* _SET PROBLEM_
Copy every line in the records below that contains the word "Krzysztof".
━━━━━ STORED ROWS ━━━━━
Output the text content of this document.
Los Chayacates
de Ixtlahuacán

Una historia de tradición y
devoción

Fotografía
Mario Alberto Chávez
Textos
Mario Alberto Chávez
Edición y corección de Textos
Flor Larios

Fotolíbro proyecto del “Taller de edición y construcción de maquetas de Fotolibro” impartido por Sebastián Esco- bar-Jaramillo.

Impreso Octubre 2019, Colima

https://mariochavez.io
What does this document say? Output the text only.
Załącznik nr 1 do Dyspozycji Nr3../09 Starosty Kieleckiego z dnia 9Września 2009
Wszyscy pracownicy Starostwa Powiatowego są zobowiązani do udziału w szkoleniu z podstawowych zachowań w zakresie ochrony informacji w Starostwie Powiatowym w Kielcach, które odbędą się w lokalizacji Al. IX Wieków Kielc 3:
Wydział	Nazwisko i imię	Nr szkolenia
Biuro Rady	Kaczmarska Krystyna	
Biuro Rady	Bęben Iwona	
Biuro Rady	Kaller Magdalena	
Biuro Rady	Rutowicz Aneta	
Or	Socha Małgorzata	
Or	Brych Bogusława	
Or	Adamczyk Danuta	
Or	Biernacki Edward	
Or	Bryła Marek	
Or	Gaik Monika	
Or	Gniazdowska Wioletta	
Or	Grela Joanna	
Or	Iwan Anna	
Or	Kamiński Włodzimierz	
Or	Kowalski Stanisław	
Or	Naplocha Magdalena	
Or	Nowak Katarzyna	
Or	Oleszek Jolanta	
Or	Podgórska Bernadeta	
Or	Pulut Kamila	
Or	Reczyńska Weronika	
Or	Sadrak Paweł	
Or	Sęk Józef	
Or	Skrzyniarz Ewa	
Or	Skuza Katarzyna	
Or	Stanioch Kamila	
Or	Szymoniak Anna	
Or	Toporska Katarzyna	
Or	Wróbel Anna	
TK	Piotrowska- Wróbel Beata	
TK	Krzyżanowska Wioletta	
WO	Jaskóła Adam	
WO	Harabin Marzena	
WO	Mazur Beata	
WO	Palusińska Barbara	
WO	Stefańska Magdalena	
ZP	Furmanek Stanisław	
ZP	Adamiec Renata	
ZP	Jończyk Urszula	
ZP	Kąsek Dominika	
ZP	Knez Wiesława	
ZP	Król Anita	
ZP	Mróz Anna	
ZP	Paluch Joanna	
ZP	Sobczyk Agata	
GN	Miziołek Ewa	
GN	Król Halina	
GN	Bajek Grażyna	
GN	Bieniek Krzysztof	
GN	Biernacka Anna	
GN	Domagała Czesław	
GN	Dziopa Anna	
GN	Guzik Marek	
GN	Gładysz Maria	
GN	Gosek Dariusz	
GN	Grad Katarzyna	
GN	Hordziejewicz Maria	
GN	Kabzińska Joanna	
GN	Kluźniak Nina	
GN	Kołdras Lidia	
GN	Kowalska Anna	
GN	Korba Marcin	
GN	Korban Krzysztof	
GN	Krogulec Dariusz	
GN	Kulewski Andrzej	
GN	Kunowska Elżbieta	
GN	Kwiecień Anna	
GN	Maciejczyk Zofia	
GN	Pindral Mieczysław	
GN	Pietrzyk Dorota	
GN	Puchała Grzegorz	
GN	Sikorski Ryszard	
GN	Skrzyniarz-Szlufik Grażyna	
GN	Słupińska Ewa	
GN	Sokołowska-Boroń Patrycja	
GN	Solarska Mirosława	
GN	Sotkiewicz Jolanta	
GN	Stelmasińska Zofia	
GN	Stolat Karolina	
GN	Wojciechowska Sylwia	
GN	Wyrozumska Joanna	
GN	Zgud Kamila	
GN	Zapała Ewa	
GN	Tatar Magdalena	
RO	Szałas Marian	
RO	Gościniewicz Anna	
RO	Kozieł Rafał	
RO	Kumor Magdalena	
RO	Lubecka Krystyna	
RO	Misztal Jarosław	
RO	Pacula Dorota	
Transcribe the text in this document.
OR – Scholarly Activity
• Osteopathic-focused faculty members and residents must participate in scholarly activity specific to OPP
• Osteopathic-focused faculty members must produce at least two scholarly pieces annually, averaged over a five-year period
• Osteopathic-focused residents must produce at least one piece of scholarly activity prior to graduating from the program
━━━━━
* _EXPECTED ANSWER_
GN	Bieniek Krzysztof	
GN	Korban Krzysztof	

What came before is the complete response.